» Given task: Go through the listing below and gather every line with the word "Levels".

» Supplied data:
§ §

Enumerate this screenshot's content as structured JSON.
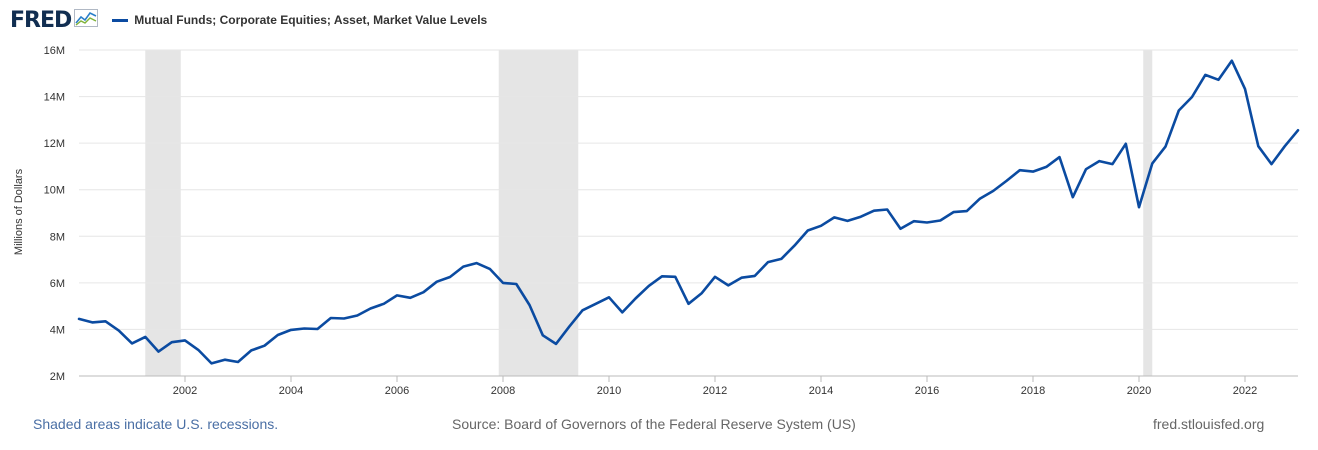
{
  "header": {
    "logo_text": "FRED",
    "logo_icon": "fred-chart-icon",
    "series_legend": "Mutual Funds; Corporate Equities; Asset, Market Value Levels"
  },
  "footer": {
    "recession_note": "Shaded areas indicate U.S. recessions.",
    "source": "Source: Board of Governors of the Federal Reserve System (US)",
    "site": "fred.stlouisfed.org"
  },
  "colors": {
    "line": "#0b4ba1",
    "recession": "#e5e5e5",
    "grid": "#e6e6e6",
    "logo": "#112e51"
  },
  "chart_data": {
    "type": "line",
    "title": "",
    "xlabel": "",
    "ylabel": "Millions of Dollars",
    "xlim": [
      2000.0,
      2023.0
    ],
    "ylim": [
      2000000,
      16000000
    ],
    "y_ticks": [
      2000000,
      4000000,
      6000000,
      8000000,
      10000000,
      12000000,
      14000000,
      16000000
    ],
    "y_tick_labels": [
      "2M",
      "4M",
      "6M",
      "8M",
      "10M",
      "12M",
      "14M",
      "16M"
    ],
    "x_ticks": [
      2002,
      2004,
      2006,
      2008,
      2010,
      2012,
      2014,
      2016,
      2018,
      2020,
      2022
    ],
    "x_tick_labels": [
      "2002",
      "2004",
      "2006",
      "2008",
      "2010",
      "2012",
      "2014",
      "2016",
      "2018",
      "2020",
      "2022"
    ],
    "grid": "horizontal",
    "legend": "top-left",
    "recessions": [
      {
        "start": 2001.25,
        "end": 2001.92
      },
      {
        "start": 2007.92,
        "end": 2009.42
      },
      {
        "start": 2020.08,
        "end": 2020.25
      }
    ],
    "series": [
      {
        "name": "Mutual Funds; Corporate Equities; Asset, Market Value Levels",
        "x": [
          2000.0,
          2000.25,
          2000.5,
          2000.75,
          2001.0,
          2001.25,
          2001.5,
          2001.75,
          2002.0,
          2002.25,
          2002.5,
          2002.75,
          2003.0,
          2003.25,
          2003.5,
          2003.75,
          2004.0,
          2004.25,
          2004.5,
          2004.75,
          2005.0,
          2005.25,
          2005.5,
          2005.75,
          2006.0,
          2006.25,
          2006.5,
          2006.75,
          2007.0,
          2007.25,
          2007.5,
          2007.75,
          2008.0,
          2008.25,
          2008.5,
          2008.75,
          2009.0,
          2009.25,
          2009.5,
          2009.75,
          2010.0,
          2010.25,
          2010.5,
          2010.75,
          2011.0,
          2011.25,
          2011.5,
          2011.75,
          2012.0,
          2012.25,
          2012.5,
          2012.75,
          2013.0,
          2013.25,
          2013.5,
          2013.75,
          2014.0,
          2014.25,
          2014.5,
          2014.75,
          2015.0,
          2015.25,
          2015.5,
          2015.75,
          2016.0,
          2016.25,
          2016.5,
          2016.75,
          2017.0,
          2017.25,
          2017.5,
          2017.75,
          2018.0,
          2018.25,
          2018.5,
          2018.75,
          2019.0,
          2019.25,
          2019.5,
          2019.75,
          2020.0,
          2020.25,
          2020.5,
          2020.75,
          2021.0,
          2021.25,
          2021.5,
          2021.75,
          2022.0,
          2022.25,
          2022.5,
          2022.75,
          2023.0
        ],
        "values": [
          4450000,
          4300000,
          4350000,
          3950000,
          3400000,
          3680000,
          3050000,
          3450000,
          3530000,
          3120000,
          2540000,
          2700000,
          2600000,
          3100000,
          3300000,
          3760000,
          3980000,
          4040000,
          4020000,
          4490000,
          4470000,
          4600000,
          4900000,
          5100000,
          5460000,
          5360000,
          5600000,
          6050000,
          6250000,
          6700000,
          6850000,
          6600000,
          6000000,
          5950000,
          5050000,
          3750000,
          3380000,
          4120000,
          4820000,
          5100000,
          5380000,
          4730000,
          5330000,
          5870000,
          6280000,
          6260000,
          5100000,
          5560000,
          6260000,
          5890000,
          6220000,
          6300000,
          6890000,
          7030000,
          7600000,
          8250000,
          8450000,
          8810000,
          8660000,
          8840000,
          9100000,
          9150000,
          8320000,
          8650000,
          8590000,
          8680000,
          9040000,
          9080000,
          9620000,
          9950000,
          10380000,
          10840000,
          10780000,
          10980000,
          11400000,
          9680000,
          10880000,
          11230000,
          11100000,
          11970000,
          9250000,
          11130000,
          11850000,
          13400000,
          13980000,
          14930000,
          14720000,
          15540000,
          14330000,
          11870000,
          11100000,
          11870000,
          12550000
        ]
      }
    ]
  }
}
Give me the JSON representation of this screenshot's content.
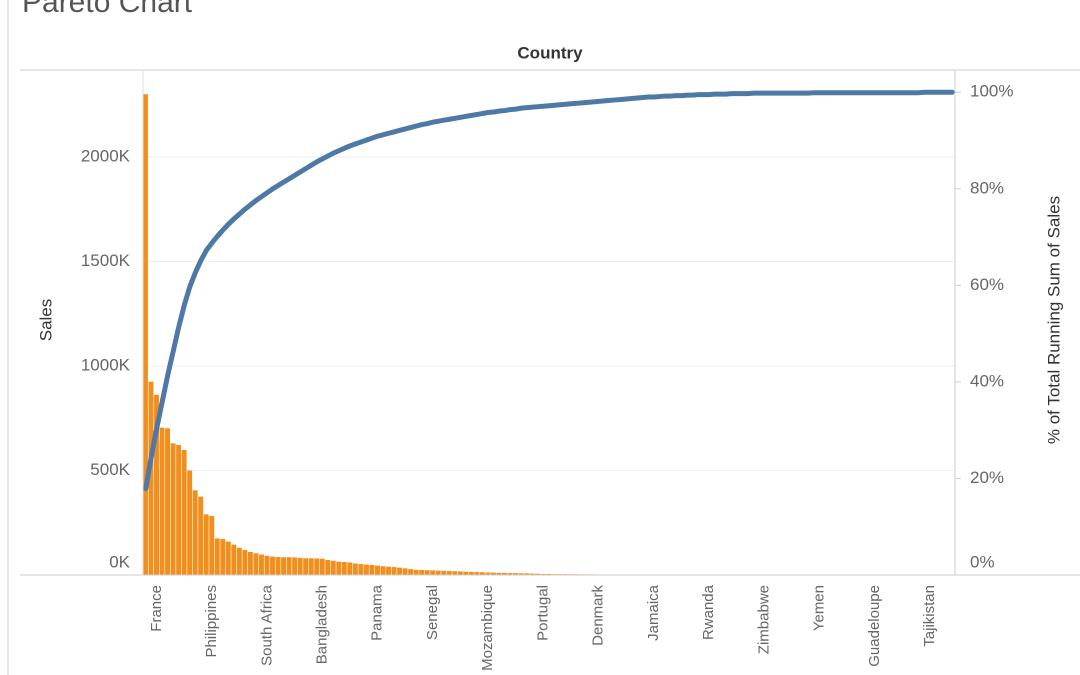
{
  "chart_data": {
    "type": "bar",
    "title": "Pareto Chart",
    "xlabel": "Country",
    "categories": [
      null,
      null,
      "France",
      null,
      null,
      null,
      null,
      null,
      null,
      null,
      null,
      null,
      "Philippines",
      null,
      null,
      null,
      null,
      null,
      null,
      null,
      null,
      null,
      "South Africa",
      null,
      null,
      null,
      null,
      null,
      null,
      null,
      null,
      null,
      "Bangladesh",
      null,
      null,
      null,
      null,
      null,
      null,
      null,
      null,
      null,
      "Panama",
      null,
      null,
      null,
      null,
      null,
      null,
      null,
      null,
      null,
      "Senegal",
      null,
      null,
      null,
      null,
      null,
      null,
      null,
      null,
      null,
      "Mozambique",
      null,
      null,
      null,
      null,
      null,
      null,
      null,
      null,
      null,
      "Portugal",
      null,
      null,
      null,
      null,
      null,
      null,
      null,
      null,
      null,
      "Denmark",
      null,
      null,
      null,
      null,
      null,
      null,
      null,
      null,
      null,
      "Jamaica",
      null,
      null,
      null,
      null,
      null,
      null,
      null,
      null,
      null,
      "Rwanda",
      null,
      null,
      null,
      null,
      null,
      null,
      null,
      null,
      null,
      "Zimbabwe",
      null,
      null,
      null,
      null,
      null,
      null,
      null,
      null,
      null,
      "Yemen",
      null,
      null,
      null,
      null,
      null,
      null,
      null,
      null,
      null,
      "Guadeloupe",
      null,
      null,
      null,
      null,
      null,
      null,
      null,
      null,
      null,
      "Tajikistan",
      null,
      null,
      null,
      null
    ],
    "series": [
      {
        "name": "Sales",
        "type": "bar",
        "color": "#f28e1c",
        "values": [
          2300000,
          925000,
          862000,
          705000,
          702000,
          630000,
          622000,
          598000,
          500000,
          405000,
          375000,
          290000,
          282000,
          175000,
          172000,
          160000,
          145000,
          130000,
          120000,
          110000,
          104000,
          98000,
          92000,
          88000,
          86000,
          85000,
          85000,
          84000,
          82000,
          80000,
          80000,
          79000,
          78000,
          72000,
          68000,
          64000,
          62000,
          60000,
          55000,
          52000,
          50000,
          48000,
          45000,
          42000,
          40000,
          38000,
          35000,
          32000,
          28000,
          25000,
          24000,
          23000,
          22000,
          21000,
          20000,
          19000,
          18000,
          17000,
          16000,
          15000,
          14000,
          13000,
          12000,
          11000,
          10000,
          10000,
          9000,
          9000,
          8000,
          8000,
          7000,
          6000,
          5000,
          5000,
          4000,
          4000,
          4000,
          3500,
          3500,
          3000,
          3000,
          3000,
          2500,
          2500,
          2500,
          2000,
          2000,
          2000,
          2000,
          2000,
          1800,
          1800,
          1800,
          1800,
          1800,
          1500,
          1500,
          1500,
          1500,
          1500,
          1200,
          1200,
          1200,
          1200,
          1200,
          1000,
          1000,
          1000,
          1000,
          1000,
          800,
          800,
          800,
          800,
          800,
          600,
          600,
          600,
          600,
          600,
          500,
          500,
          500,
          500,
          500,
          400,
          400,
          400,
          400,
          400,
          300,
          300,
          300,
          300,
          300,
          200,
          200,
          200,
          200,
          200,
          100,
          100,
          100,
          100,
          100,
          100,
          100
        ]
      },
      {
        "name": "% of Total Running Sum of Sales",
        "type": "line",
        "axis": "y2",
        "color": "#4e79a7",
        "values": [
          17.9,
          24.5,
          30.5,
          36.0,
          41.5,
          46.5,
          51.5,
          56.0,
          59.8,
          62.7,
          65.2,
          67.3,
          68.8,
          70.2,
          71.5,
          72.7,
          73.8,
          74.8,
          75.8,
          76.7,
          77.6,
          78.4,
          79.2,
          80.0,
          80.7,
          81.4,
          82.1,
          82.8,
          83.5,
          84.2,
          84.9,
          85.6,
          86.2,
          86.8,
          87.4,
          87.9,
          88.4,
          88.9,
          89.3,
          89.7,
          90.1,
          90.5,
          90.9,
          91.2,
          91.5,
          91.8,
          92.1,
          92.4,
          92.7,
          93.0,
          93.3,
          93.5,
          93.8,
          94.0,
          94.2,
          94.4,
          94.6,
          94.8,
          95.0,
          95.2,
          95.4,
          95.6,
          95.8,
          95.9,
          96.1,
          96.2,
          96.4,
          96.5,
          96.7,
          96.8,
          96.9,
          97.0,
          97.1,
          97.2,
          97.3,
          97.4,
          97.5,
          97.6,
          97.7,
          97.8,
          97.9,
          98.0,
          98.1,
          98.2,
          98.3,
          98.4,
          98.5,
          98.6,
          98.7,
          98.8,
          98.9,
          99.0,
          99.0,
          99.1,
          99.2,
          99.2,
          99.3,
          99.3,
          99.4,
          99.4,
          99.5,
          99.5,
          99.5,
          99.6,
          99.6,
          99.6,
          99.7,
          99.7,
          99.7,
          99.7,
          99.8,
          99.8,
          99.8,
          99.8,
          99.8,
          99.8,
          99.8,
          99.8,
          99.8,
          99.8,
          99.8,
          99.9,
          99.9,
          99.9,
          99.9,
          99.9,
          99.9,
          99.9,
          99.9,
          99.9,
          99.9,
          99.9,
          99.9,
          99.9,
          99.9,
          99.9,
          99.9,
          99.9,
          99.9,
          99.9,
          99.9,
          100,
          100,
          100,
          100,
          100,
          100
        ]
      }
    ],
    "ylim": [
      0,
      2416000
    ],
    "yticks": [
      {
        "value": 0,
        "label": "0K"
      },
      {
        "value": 500000,
        "label": "500K"
      },
      {
        "value": 1000000,
        "label": "1000K"
      },
      {
        "value": 1500000,
        "label": "1500K"
      },
      {
        "value": 2000000,
        "label": "2000K"
      }
    ],
    "y2lim": [
      0,
      104.6
    ],
    "y2ticks": [
      {
        "value": 0,
        "label": "0%"
      },
      {
        "value": 20,
        "label": "20%"
      },
      {
        "value": 40,
        "label": "40%"
      },
      {
        "value": 60,
        "label": "60%"
      },
      {
        "value": 80,
        "label": "80%"
      },
      {
        "value": 100,
        "label": "100%"
      }
    ],
    "grid": true
  }
}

§ §

» Exercise output:
    "series_legend": "Mutual Funds; Corporate Equities; Asset, Market Value Levels"
        "name": "Mutual Funds; Corporate Equities; Asset, Market Value Levels",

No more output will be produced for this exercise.